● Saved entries
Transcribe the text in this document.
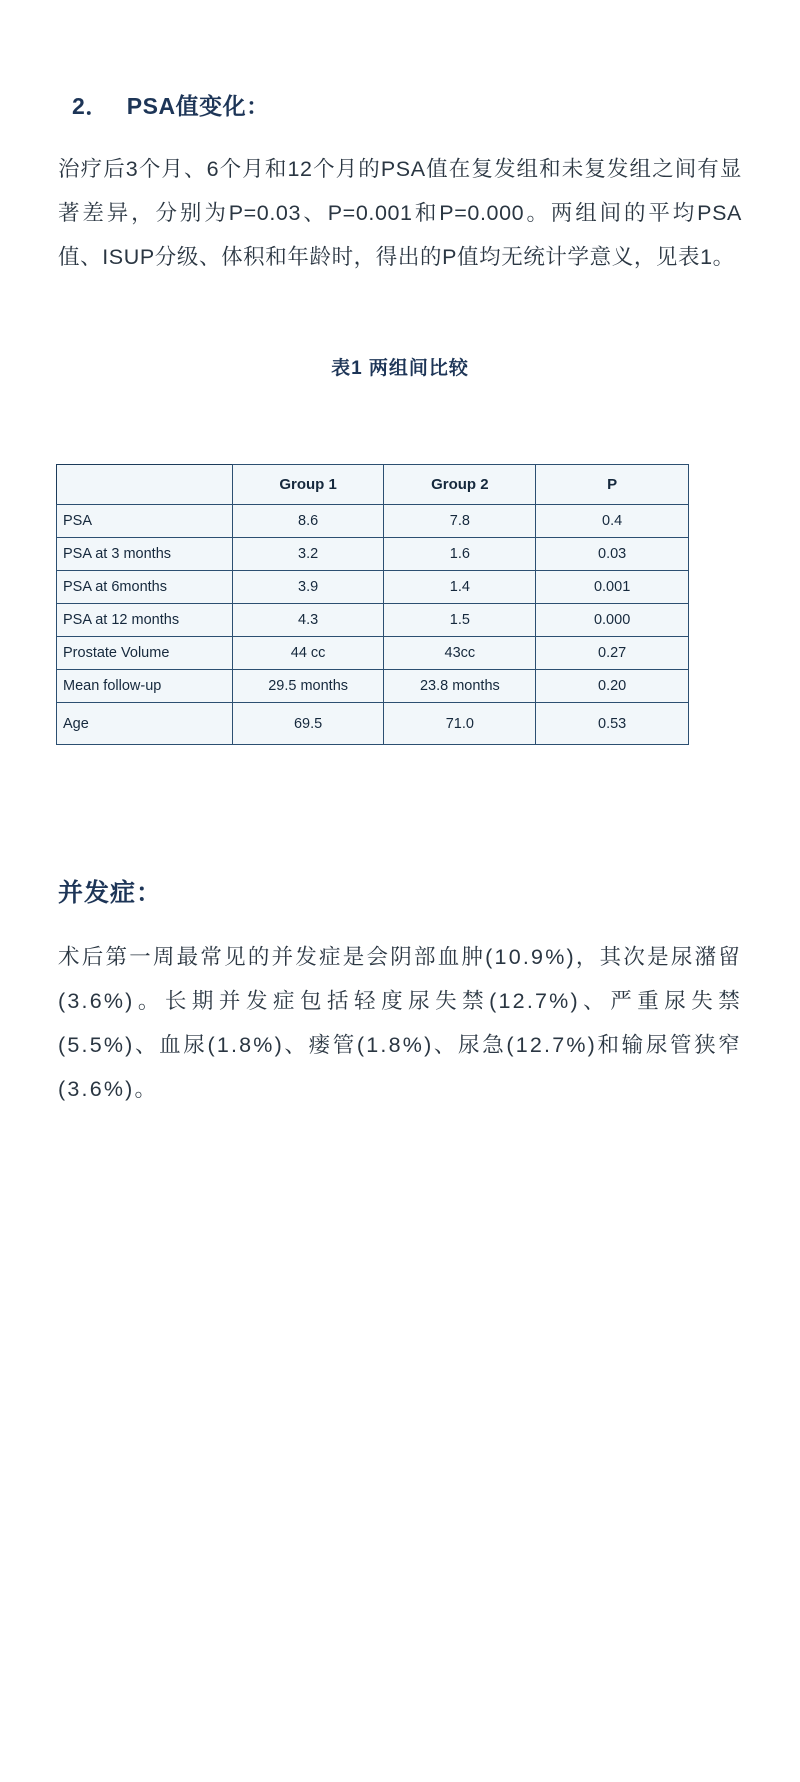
2． PSA值变化：
治疗后3个月、6个月和12个月的PSA值在复发组和未复发组之间有显著差异，分别为P=0.03、P=0.001和P=0.000。两组间的平均PSA值、ISUP分级、体积和年龄时，得出的P值均无统计学意义，见表1。
表1 两组间比较
	Group 1	Group 2	P
PSA	8.6	7.8	0.4
PSA at 3 months	3.2	1.6	0.03
PSA at 6months	3.9	1.4	0.001
PSA at 12 months	4.3	1.5	0.000
Prostate Volume	44 cc	43cc	0.27
Mean follow-up	29.5 months	23.8 months	0.20
Age	69.5	71.0	0.53
并发症：
术后第一周最常见的并发症是会阴部血肿(10.9%)，其次是尿潴留(3.6%)。长期并发症包括轻度尿失禁(12.7%)、严重尿失禁(5.5%)、血尿(1.8%)、瘘管(1.8%)、尿急(12.7%)和输尿管狭窄(3.6%)。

● Your instructions
Can the entries above be repeated exactly, without their pictures?

● Response
Transcribe the text in this document.
2． PSA值变化：
治疗后3个月、6个月和12个月的PSA值在复发组和未复发组之间有显著差异，分别为P=0.03、P=0.001和P=0.000。两组间的平均PSA值、ISUP分级、体积和年龄时，得出的P值均无统计学意义，见表1。
表1 两组间比较
	Group 1	Group 2	P
PSA	8.6	7.8	0.4
PSA at 3 months	3.2	1.6	0.03
PSA at 6months	3.9	1.4	0.001
PSA at 12 months	4.3	1.5	0.000
Prostate Volume	44 cc	43cc	0.27
Mean follow-up	29.5 months	23.8 months	0.20
Age	69.5	71.0	0.53
并发症：
术后第一周最常见的并发症是会阴部血肿(10.9%)，其次是尿潴留(3.6%)。长期并发症包括轻度尿失禁(12.7%)、严重尿失禁(5.5%)、血尿(1.8%)、瘘管(1.8%)、尿急(12.7%)和输尿管狭窄(3.6%)。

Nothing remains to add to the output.